Your task is to transcribe all of the records exactly and leave out the pictures.

Task material -
<<<<
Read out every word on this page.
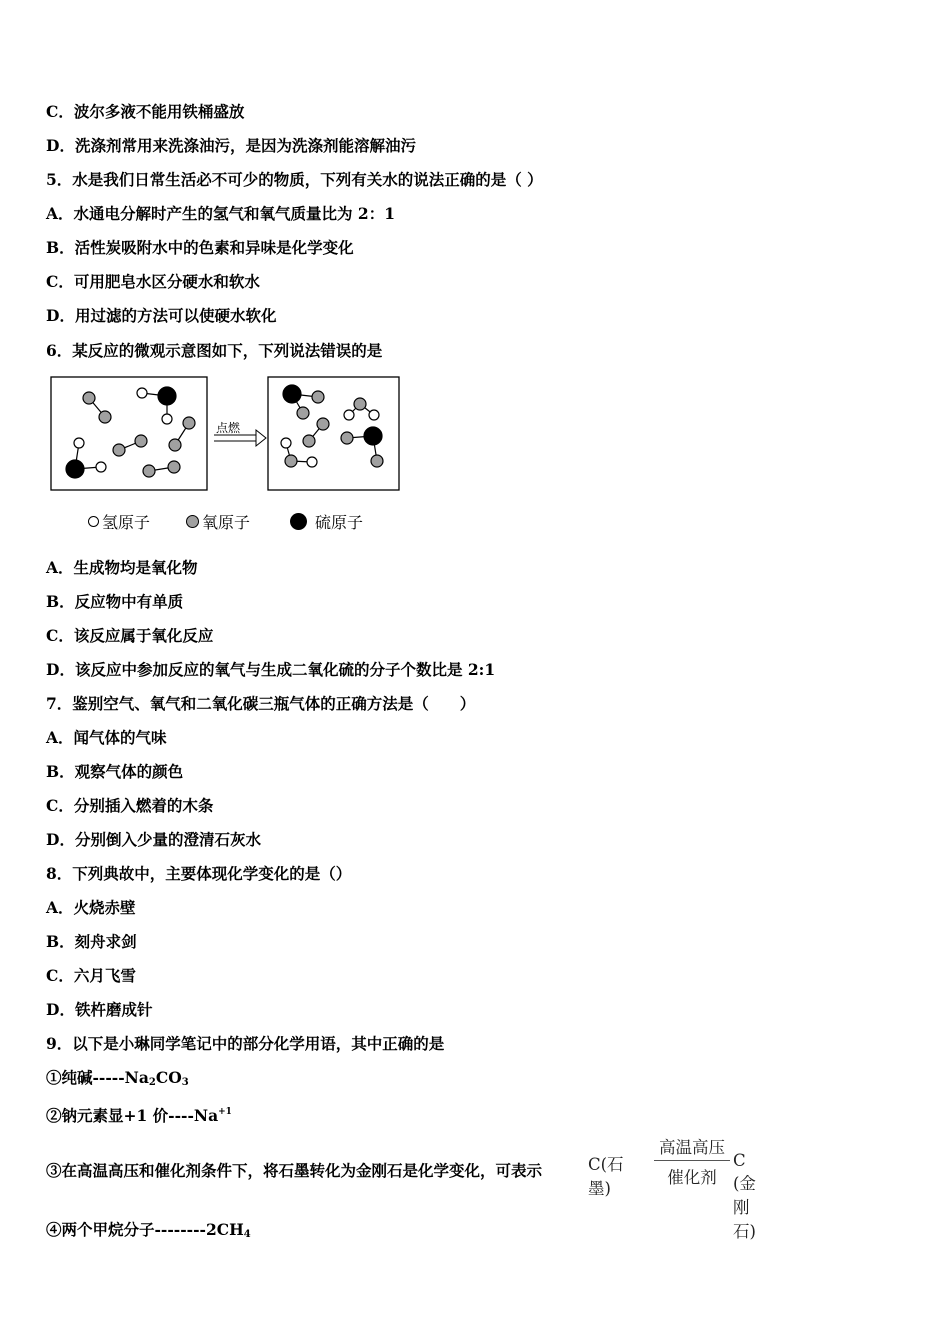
C．波尔多液不能用铁桶盛放
D．洗涤剂常用来洗涤油污，是因为洗涤剂能溶解油污
5．水是我们日常生活必不可少的物质，下列有关水的说法正确的是（ ）
A．水通电分解时产生的氢气和氧气质量比为 2：1
B．活性炭吸附水中的色素和异味是化学变化
C．可用肥皂水区分硬水和软水
D．用过滤的方法可以使硬水软化
6．某反应的微观示意图如下，下列说法错误的是
点燃
氢原子	氧原子	硫原子
A．生成物均是氧化物
B．反应物中有单质
C．该反应属于氧化反应
D．该反应中参加反应的氧气与生成二氧化硫的分子个数比是 2:1
7．鉴别空气、氧气和二氧化碳三瓶气体的正确方法是（　　）
A．闻气体的气味
B．观察气体的颜色
C．分别插入燃着的木条
D．分别倒入少量的澄清石灰水
8．下列典故中，主要体现化学变化的是（）
A．火烧赤壁
B．刻舟求剑
C．六月飞雪
D．铁杵磨成针
9．以下是小琳同学笔记中的部分化学用语，其中正确的是
①纯碱$-----Na_2CO_3$
②钠元素显+1 价$----Na^{+1}$
③在高温高压和催化剂条件下，将石墨转化为金刚石是化学变化，可表示	C(石墨)
高温高压
催化剂
C (金刚石)
④两个甲烷分子$--------2CH_4$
>>>>
Correct result -
Read out every word on this page.
C．波尔多液不能用铁桶盛放
D．洗涤剂常用来洗涤油污，是因为洗涤剂能溶解油污
5．水是我们日常生活必不可少的物质，下列有关水的说法正确的是（ ）
A．水通电分解时产生的氢气和氧气质量比为 2：1
B．活性炭吸附水中的色素和异味是化学变化
C．可用肥皂水区分硬水和软水
D．用过滤的方法可以使硬水软化
6．某反应的微观示意图如下，下列说法错误的是
点燃
氢原子	氧原子	硫原子
A．生成物均是氧化物
B．反应物中有单质
C．该反应属于氧化反应
D．该反应中参加反应的氧气与生成二氧化硫的分子个数比是 2:1
7．鉴别空气、氧气和二氧化碳三瓶气体的正确方法是（　　）
A．闻气体的气味
B．观察气体的颜色
C．分别插入燃着的木条
D．分别倒入少量的澄清石灰水
8．下列典故中，主要体现化学变化的是（）
A．火烧赤壁
B．刻舟求剑
C．六月飞雪
D．铁杵磨成针
9．以下是小琳同学笔记中的部分化学用语，其中正确的是
①纯碱$-----Na_2CO_3$
②钠元素显+1 价$----Na^{+1}$
③在高温高压和催化剂条件下，将石墨转化为金刚石是化学变化，可表示	C(石墨)
高温高压
催化剂
C (金刚石)
④两个甲烷分子$--------2CH_4$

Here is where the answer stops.